GIVEN PROBLEM »
Write out every entry word for word.

--- Start RECORDS FOR PROCESSING ---

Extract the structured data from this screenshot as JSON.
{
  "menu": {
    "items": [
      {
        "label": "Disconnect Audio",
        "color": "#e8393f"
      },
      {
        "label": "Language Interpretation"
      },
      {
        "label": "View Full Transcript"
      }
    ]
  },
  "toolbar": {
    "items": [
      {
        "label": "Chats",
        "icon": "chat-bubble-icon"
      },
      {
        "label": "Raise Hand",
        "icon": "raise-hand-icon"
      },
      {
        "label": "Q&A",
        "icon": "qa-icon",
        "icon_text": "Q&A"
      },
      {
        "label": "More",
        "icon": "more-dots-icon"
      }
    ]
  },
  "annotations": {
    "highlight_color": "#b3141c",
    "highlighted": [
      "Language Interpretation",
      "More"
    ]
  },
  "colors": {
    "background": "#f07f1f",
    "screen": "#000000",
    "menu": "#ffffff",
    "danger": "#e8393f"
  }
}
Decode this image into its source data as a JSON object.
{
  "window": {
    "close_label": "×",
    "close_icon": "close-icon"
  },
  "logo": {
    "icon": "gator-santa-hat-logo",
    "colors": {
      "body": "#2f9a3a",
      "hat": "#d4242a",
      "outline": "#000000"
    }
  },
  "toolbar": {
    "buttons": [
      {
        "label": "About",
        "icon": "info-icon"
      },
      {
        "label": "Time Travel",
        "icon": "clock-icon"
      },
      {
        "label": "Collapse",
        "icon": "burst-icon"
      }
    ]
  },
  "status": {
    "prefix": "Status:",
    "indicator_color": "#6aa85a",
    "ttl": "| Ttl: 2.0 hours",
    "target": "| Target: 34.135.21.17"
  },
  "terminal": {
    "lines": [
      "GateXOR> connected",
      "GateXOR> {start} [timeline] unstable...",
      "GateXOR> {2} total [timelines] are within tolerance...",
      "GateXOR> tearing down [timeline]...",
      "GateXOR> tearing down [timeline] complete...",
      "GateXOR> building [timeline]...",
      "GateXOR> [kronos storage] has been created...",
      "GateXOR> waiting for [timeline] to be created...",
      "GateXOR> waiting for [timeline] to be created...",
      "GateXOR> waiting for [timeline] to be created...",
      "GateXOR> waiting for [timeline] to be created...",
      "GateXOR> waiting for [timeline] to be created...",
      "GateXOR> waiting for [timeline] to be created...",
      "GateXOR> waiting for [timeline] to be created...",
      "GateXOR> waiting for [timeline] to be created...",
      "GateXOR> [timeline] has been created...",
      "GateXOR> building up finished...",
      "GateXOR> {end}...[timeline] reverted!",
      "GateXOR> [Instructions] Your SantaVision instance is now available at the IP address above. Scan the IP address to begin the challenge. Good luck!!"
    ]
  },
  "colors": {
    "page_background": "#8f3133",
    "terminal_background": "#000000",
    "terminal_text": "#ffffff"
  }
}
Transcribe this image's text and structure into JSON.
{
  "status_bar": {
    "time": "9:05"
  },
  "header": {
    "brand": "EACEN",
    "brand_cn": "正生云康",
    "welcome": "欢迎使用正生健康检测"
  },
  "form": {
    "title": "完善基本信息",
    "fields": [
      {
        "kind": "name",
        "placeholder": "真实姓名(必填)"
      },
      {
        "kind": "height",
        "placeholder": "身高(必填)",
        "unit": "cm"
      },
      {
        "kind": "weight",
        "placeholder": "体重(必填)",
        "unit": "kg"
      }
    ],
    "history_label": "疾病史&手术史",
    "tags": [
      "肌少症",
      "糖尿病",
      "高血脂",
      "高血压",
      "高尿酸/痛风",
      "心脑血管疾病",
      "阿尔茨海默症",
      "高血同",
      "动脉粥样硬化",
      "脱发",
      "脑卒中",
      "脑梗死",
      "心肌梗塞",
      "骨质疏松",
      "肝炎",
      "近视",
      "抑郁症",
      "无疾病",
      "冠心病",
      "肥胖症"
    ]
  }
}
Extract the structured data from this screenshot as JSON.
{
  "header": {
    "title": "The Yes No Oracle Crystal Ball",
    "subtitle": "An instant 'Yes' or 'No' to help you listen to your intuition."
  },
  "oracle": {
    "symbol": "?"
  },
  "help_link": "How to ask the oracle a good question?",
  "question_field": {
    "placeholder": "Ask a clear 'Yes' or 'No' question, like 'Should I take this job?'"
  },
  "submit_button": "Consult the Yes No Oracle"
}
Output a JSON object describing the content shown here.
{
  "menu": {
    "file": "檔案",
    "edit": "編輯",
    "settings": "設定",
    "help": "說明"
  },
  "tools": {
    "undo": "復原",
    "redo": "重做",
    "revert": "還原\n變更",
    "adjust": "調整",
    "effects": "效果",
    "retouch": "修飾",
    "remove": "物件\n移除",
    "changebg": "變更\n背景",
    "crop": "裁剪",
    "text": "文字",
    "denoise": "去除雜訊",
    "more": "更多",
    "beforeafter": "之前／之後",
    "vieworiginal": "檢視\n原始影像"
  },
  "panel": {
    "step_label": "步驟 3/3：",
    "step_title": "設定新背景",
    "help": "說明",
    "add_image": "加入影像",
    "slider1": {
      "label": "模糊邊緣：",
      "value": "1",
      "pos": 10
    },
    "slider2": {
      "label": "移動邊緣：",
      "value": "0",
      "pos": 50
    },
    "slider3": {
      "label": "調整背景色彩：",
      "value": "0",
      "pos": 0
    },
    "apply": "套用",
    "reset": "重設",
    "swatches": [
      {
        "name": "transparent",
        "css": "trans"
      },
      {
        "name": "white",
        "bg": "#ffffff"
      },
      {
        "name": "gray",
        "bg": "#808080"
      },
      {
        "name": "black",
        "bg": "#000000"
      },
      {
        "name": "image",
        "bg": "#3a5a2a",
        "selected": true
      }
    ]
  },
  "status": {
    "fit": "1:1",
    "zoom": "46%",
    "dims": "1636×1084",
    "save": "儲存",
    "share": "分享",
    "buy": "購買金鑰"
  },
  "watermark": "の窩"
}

--- End RECORDS FOR PROCESSING ---

TASK OUTPUT »
Extract the structured data from this screenshot as JSON.
{
  "menu": {
    "items": [
      {
        "label": "Disconnect Audio",
        "color": "#e8393f"
      },
      {
        "label": "Language Interpretation"
      },
      {
        "label": "View Full Transcript"
      }
    ]
  },
  "toolbar": {
    "items": [
      {
        "label": "Chats",
        "icon": "chat-bubble-icon"
      },
      {
        "label": "Raise Hand",
        "icon": "raise-hand-icon"
      },
      {
        "label": "Q&A",
        "icon": "qa-icon",
        "icon_text": "Q&A"
      },
      {
        "label": "More",
        "icon": "more-dots-icon"
      }
    ]
  },
  "annotations": {
    "highlight_color": "#b3141c",
    "highlighted": [
      "Language Interpretation",
      "More"
    ]
  },
  "colors": {
    "background": "#f07f1f",
    "screen": "#000000",
    "menu": "#ffffff",
    "danger": "#e8393f"
  }
}
Decode this image into its source data as a JSON object.
{
  "window": {
    "close_label": "×",
    "close_icon": "close-icon"
  },
  "logo": {
    "icon": "gator-santa-hat-logo",
    "colors": {
      "body": "#2f9a3a",
      "hat": "#d4242a",
      "outline": "#000000"
    }
  },
  "toolbar": {
    "buttons": [
      {
        "label": "About",
        "icon": "info-icon"
      },
      {
        "label": "Time Travel",
        "icon": "clock-icon"
      },
      {
        "label": "Collapse",
        "icon": "burst-icon"
      }
    ]
  },
  "status": {
    "prefix": "Status:",
    "indicator_color": "#6aa85a",
    "ttl": "| Ttl: 2.0 hours",
    "target": "| Target: 34.135.21.17"
  },
  "terminal": {
    "lines": [
      "GateXOR> connected",
      "GateXOR> {start} [timeline] unstable...",
      "GateXOR> {2} total [timelines] are within tolerance...",
      "GateXOR> tearing down [timeline]...",
      "GateXOR> tearing down [timeline] complete...",
      "GateXOR> building [timeline]...",
      "GateXOR> [kronos storage] has been created...",
      "GateXOR> waiting for [timeline] to be created...",
      "GateXOR> waiting for [timeline] to be created...",
      "GateXOR> waiting for [timeline] to be created...",
      "GateXOR> waiting for [timeline] to be created...",
      "GateXOR> waiting for [timeline] to be created...",
      "GateXOR> waiting for [timeline] to be created...",
      "GateXOR> waiting for [timeline] to be created...",
      "GateXOR> waiting for [timeline] to be created...",
      "GateXOR> [timeline] has been created...",
      "GateXOR> building up finished...",
      "GateXOR> {end}...[timeline] reverted!",
      "GateXOR> [Instructions] Your SantaVision instance is now available at the IP address above. Scan the IP address to begin the challenge. Good luck!!"
    ]
  },
  "colors": {
    "page_background": "#8f3133",
    "terminal_background": "#000000",
    "terminal_text": "#ffffff"
  }
}
Transcribe this image's text and structure into JSON.
{
  "status_bar": {
    "time": "9:05"
  },
  "header": {
    "brand": "EACEN",
    "brand_cn": "正生云康",
    "welcome": "欢迎使用正生健康检测"
  },
  "form": {
    "title": "完善基本信息",
    "fields": [
      {
        "kind": "name",
        "placeholder": "真实姓名(必填)"
      },
      {
        "kind": "height",
        "placeholder": "身高(必填)",
        "unit": "cm"
      },
      {
        "kind": "weight",
        "placeholder": "体重(必填)",
        "unit": "kg"
      }
    ],
    "history_label": "疾病史&手术史",
    "tags": [
      "肌少症",
      "糖尿病",
      "高血脂",
      "高血压",
      "高尿酸/痛风",
      "心脑血管疾病",
      "阿尔茨海默症",
      "高血同",
      "动脉粥样硬化",
      "脱发",
      "脑卒中",
      "脑梗死",
      "心肌梗塞",
      "骨质疏松",
      "肝炎",
      "近视",
      "抑郁症",
      "无疾病",
      "冠心病",
      "肥胖症"
    ]
  }
}
Extract the structured data from this screenshot as JSON.
{
  "header": {
    "title": "The Yes No Oracle Crystal Ball",
    "subtitle": "An instant 'Yes' or 'No' to help you listen to your intuition."
  },
  "oracle": {
    "symbol": "?"
  },
  "help_link": "How to ask the oracle a good question?",
  "question_field": {
    "placeholder": "Ask a clear 'Yes' or 'No' question, like 'Should I take this job?'"
  },
  "submit_button": "Consult the Yes No Oracle"
}
Output a JSON object describing the content shown here.
{
  "menu": {
    "file": "檔案",
    "edit": "編輯",
    "settings": "設定",
    "help": "說明"
  },
  "tools": {
    "undo": "復原",
    "redo": "重做",
    "revert": "還原\n變更",
    "adjust": "調整",
    "effects": "效果",
    "retouch": "修飾",
    "remove": "物件\n移除",
    "changebg": "變更\n背景",
    "crop": "裁剪",
    "text": "文字",
    "denoise": "去除雜訊",
    "more": "更多",
    "beforeafter": "之前／之後",
    "vieworiginal": "檢視\n原始影像"
  },
  "panel": {
    "step_label": "步驟 3/3：",
    "step_title": "設定新背景",
    "help": "說明",
    "add_image": "加入影像",
    "slider1": {
      "label": "模糊邊緣：",
      "value": "1",
      "pos": 10
    },
    "slider2": {
      "label": "移動邊緣：",
      "value": "0",
      "pos": 50
    },
    "slider3": {
      "label": "調整背景色彩：",
      "value": "0",
      "pos": 0
    },
    "apply": "套用",
    "reset": "重設",
    "swatches": [
      {
        "name": "transparent",
        "css": "trans"
      },
      {
        "name": "white",
        "bg": "#ffffff"
      },
      {
        "name": "gray",
        "bg": "#808080"
      },
      {
        "name": "black",
        "bg": "#000000"
      },
      {
        "name": "image",
        "bg": "#3a5a2a",
        "selected": true
      }
    ]
  },
  "status": {
    "fit": "1:1",
    "zoom": "46%",
    "dims": "1636×1084",
    "save": "儲存",
    "share": "分享",
    "buy": "購買金鑰"
  },
  "watermark": "の窩"
}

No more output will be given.